### Exercise prompt
Extract the listing in its entirety, keeping each line identical to the original.

### Data entries
+++

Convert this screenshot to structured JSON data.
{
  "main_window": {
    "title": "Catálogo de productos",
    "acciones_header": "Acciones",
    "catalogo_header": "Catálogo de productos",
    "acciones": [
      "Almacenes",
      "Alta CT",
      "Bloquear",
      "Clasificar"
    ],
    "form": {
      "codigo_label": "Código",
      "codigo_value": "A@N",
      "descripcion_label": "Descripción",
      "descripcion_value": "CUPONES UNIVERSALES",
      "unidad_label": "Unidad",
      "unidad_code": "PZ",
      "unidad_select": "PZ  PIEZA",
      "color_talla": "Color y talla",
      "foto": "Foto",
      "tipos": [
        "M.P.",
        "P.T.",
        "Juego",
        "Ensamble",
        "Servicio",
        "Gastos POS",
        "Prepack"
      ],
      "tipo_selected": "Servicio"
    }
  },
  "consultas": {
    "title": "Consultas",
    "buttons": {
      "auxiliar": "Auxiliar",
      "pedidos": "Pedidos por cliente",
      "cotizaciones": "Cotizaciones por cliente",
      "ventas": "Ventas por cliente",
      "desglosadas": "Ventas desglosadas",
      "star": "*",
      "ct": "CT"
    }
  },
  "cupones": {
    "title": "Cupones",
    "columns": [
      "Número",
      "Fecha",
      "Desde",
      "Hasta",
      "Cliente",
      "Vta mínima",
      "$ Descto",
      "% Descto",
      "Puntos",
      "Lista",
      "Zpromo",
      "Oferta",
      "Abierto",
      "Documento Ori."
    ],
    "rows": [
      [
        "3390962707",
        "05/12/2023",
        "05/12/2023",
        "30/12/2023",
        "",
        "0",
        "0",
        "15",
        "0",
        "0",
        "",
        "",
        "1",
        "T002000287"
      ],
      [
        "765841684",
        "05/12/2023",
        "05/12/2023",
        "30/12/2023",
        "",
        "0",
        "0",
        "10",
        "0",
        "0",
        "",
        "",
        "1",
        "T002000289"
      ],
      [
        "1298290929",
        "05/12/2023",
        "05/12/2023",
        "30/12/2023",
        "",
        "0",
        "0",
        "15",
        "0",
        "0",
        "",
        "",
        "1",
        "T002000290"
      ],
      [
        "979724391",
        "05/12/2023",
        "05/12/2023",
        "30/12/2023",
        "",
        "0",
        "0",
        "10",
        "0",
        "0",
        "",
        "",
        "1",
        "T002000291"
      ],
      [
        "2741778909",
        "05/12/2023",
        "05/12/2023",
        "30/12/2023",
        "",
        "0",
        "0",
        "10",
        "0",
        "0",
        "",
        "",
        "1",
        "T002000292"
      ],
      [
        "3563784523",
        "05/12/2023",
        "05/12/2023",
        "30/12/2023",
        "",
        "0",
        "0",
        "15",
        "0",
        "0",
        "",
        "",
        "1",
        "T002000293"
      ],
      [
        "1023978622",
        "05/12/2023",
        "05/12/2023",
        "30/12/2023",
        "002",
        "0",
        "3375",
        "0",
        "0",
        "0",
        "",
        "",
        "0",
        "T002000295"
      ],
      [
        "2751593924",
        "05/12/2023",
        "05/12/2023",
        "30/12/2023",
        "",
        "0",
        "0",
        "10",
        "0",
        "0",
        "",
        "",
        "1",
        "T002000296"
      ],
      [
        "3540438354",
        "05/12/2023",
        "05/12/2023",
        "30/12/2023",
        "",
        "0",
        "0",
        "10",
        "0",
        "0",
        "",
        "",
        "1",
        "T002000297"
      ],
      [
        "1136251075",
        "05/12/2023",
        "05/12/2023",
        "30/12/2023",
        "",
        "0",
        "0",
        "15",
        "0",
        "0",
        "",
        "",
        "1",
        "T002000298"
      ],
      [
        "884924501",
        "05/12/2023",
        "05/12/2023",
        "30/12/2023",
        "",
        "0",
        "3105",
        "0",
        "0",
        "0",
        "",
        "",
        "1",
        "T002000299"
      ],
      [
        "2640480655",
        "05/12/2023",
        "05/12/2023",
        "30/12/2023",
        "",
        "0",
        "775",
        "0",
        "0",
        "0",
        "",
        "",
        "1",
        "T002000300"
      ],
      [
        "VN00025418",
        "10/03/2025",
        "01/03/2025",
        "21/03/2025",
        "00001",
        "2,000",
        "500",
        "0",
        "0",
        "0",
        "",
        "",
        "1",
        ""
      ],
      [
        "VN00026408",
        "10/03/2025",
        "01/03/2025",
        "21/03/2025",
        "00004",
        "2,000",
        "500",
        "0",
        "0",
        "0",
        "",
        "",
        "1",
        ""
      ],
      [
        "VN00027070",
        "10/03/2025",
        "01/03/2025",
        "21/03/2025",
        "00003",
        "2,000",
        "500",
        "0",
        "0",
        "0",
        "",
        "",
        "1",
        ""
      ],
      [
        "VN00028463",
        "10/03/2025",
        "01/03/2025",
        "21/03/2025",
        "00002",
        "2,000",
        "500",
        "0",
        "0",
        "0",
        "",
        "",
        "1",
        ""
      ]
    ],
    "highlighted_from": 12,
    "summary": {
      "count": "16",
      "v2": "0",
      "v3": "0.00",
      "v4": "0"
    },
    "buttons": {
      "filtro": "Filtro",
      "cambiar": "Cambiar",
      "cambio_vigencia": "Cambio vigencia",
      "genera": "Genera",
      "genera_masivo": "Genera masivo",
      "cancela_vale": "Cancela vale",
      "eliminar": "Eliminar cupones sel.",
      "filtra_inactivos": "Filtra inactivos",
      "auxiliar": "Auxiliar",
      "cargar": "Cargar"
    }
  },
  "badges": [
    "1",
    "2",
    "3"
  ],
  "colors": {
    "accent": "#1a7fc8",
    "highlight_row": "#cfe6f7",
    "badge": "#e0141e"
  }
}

+++

### Full output
Convert this screenshot to structured JSON data.
{
  "main_window": {
    "title": "Catálogo de productos",
    "acciones_header": "Acciones",
    "catalogo_header": "Catálogo de productos",
    "acciones": [
      "Almacenes",
      "Alta CT",
      "Bloquear",
      "Clasificar"
    ],
    "form": {
      "codigo_label": "Código",
      "codigo_value": "A@N",
      "descripcion_label": "Descripción",
      "descripcion_value": "CUPONES UNIVERSALES",
      "unidad_label": "Unidad",
      "unidad_code": "PZ",
      "unidad_select": "PZ  PIEZA",
      "color_talla": "Color y talla",
      "foto": "Foto",
      "tipos": [
        "M.P.",
        "P.T.",
        "Juego",
        "Ensamble",
        "Servicio",
        "Gastos POS",
        "Prepack"
      ],
      "tipo_selected": "Servicio"
    }
  },
  "consultas": {
    "title": "Consultas",
    "buttons": {
      "auxiliar": "Auxiliar",
      "pedidos": "Pedidos por cliente",
      "cotizaciones": "Cotizaciones por cliente",
      "ventas": "Ventas por cliente",
      "desglosadas": "Ventas desglosadas",
      "star": "*",
      "ct": "CT"
    }
  },
  "cupones": {
    "title": "Cupones",
    "columns": [
      "Número",
      "Fecha",
      "Desde",
      "Hasta",
      "Cliente",
      "Vta mínima",
      "$ Descto",
      "% Descto",
      "Puntos",
      "Lista",
      "Zpromo",
      "Oferta",
      "Abierto",
      "Documento Ori."
    ],
    "rows": [
      [
        "3390962707",
        "05/12/2023",
        "05/12/2023",
        "30/12/2023",
        "",
        "0",
        "0",
        "15",
        "0",
        "0",
        "",
        "",
        "1",
        "T002000287"
      ],
      [
        "765841684",
        "05/12/2023",
        "05/12/2023",
        "30/12/2023",
        "",
        "0",
        "0",
        "10",
        "0",
        "0",
        "",
        "",
        "1",
        "T002000289"
      ],
      [
        "1298290929",
        "05/12/2023",
        "05/12/2023",
        "30/12/2023",
        "",
        "0",
        "0",
        "15",
        "0",
        "0",
        "",
        "",
        "1",
        "T002000290"
      ],
      [
        "979724391",
        "05/12/2023",
        "05/12/2023",
        "30/12/2023",
        "",
        "0",
        "0",
        "10",
        "0",
        "0",
        "",
        "",
        "1",
        "T002000291"
      ],
      [
        "2741778909",
        "05/12/2023",
        "05/12/2023",
        "30/12/2023",
        "",
        "0",
        "0",
        "10",
        "0",
        "0",
        "",
        "",
        "1",
        "T002000292"
      ],
      [
        "3563784523",
        "05/12/2023",
        "05/12/2023",
        "30/12/2023",
        "",
        "0",
        "0",
        "15",
        "0",
        "0",
        "",
        "",
        "1",
        "T002000293"
      ],
      [
        "1023978622",
        "05/12/2023",
        "05/12/2023",
        "30/12/2023",
        "002",
        "0",
        "3375",
        "0",
        "0",
        "0",
        "",
        "",
        "0",
        "T002000295"
      ],
      [
        "2751593924",
        "05/12/2023",
        "05/12/2023",
        "30/12/2023",
        "",
        "0",
        "0",
        "10",
        "0",
        "0",
        "",
        "",
        "1",
        "T002000296"
      ],
      [
        "3540438354",
        "05/12/2023",
        "05/12/2023",
        "30/12/2023",
        "",
        "0",
        "0",
        "10",
        "0",
        "0",
        "",
        "",
        "1",
        "T002000297"
      ],
      [
        "1136251075",
        "05/12/2023",
        "05/12/2023",
        "30/12/2023",
        "",
        "0",
        "0",
        "15",
        "0",
        "0",
        "",
        "",
        "1",
        "T002000298"
      ],
      [
        "884924501",
        "05/12/2023",
        "05/12/2023",
        "30/12/2023",
        "",
        "0",
        "3105",
        "0",
        "0",
        "0",
        "",
        "",
        "1",
        "T002000299"
      ],
      [
        "2640480655",
        "05/12/2023",
        "05/12/2023",
        "30/12/2023",
        "",
        "0",
        "775",
        "0",
        "0",
        "0",
        "",
        "",
        "1",
        "T002000300"
      ],
      [
        "VN00025418",
        "10/03/2025",
        "01/03/2025",
        "21/03/2025",
        "00001",
        "2,000",
        "500",
        "0",
        "0",
        "0",
        "",
        "",
        "1",
        ""
      ],
      [
        "VN00026408",
        "10/03/2025",
        "01/03/2025",
        "21/03/2025",
        "00004",
        "2,000",
        "500",
        "0",
        "0",
        "0",
        "",
        "",
        "1",
        ""
      ],
      [
        "VN00027070",
        "10/03/2025",
        "01/03/2025",
        "21/03/2025",
        "00003",
        "2,000",
        "500",
        "0",
        "0",
        "0",
        "",
        "",
        "1",
        ""
      ],
      [
        "VN00028463",
        "10/03/2025",
        "01/03/2025",
        "21/03/2025",
        "00002",
        "2,000",
        "500",
        "0",
        "0",
        "0",
        "",
        "",
        "1",
        ""
      ]
    ],
    "highlighted_from": 12,
    "summary": {
      "count": "16",
      "v2": "0",
      "v3": "0.00",
      "v4": "0"
    },
    "buttons": {
      "filtro": "Filtro",
      "cambiar": "Cambiar",
      "cambio_vigencia": "Cambio vigencia",
      "genera": "Genera",
      "genera_masivo": "Genera masivo",
      "cancela_vale": "Cancela vale",
      "eliminar": "Eliminar cupones sel.",
      "filtra_inactivos": "Filtra inactivos",
      "auxiliar": "Auxiliar",
      "cargar": "Cargar"
    }
  },
  "badges": [
    "1",
    "2",
    "3"
  ],
  "colors": {
    "accent": "#1a7fc8",
    "highlight_row": "#cfe6f7",
    "badge": "#e0141e"
  }
}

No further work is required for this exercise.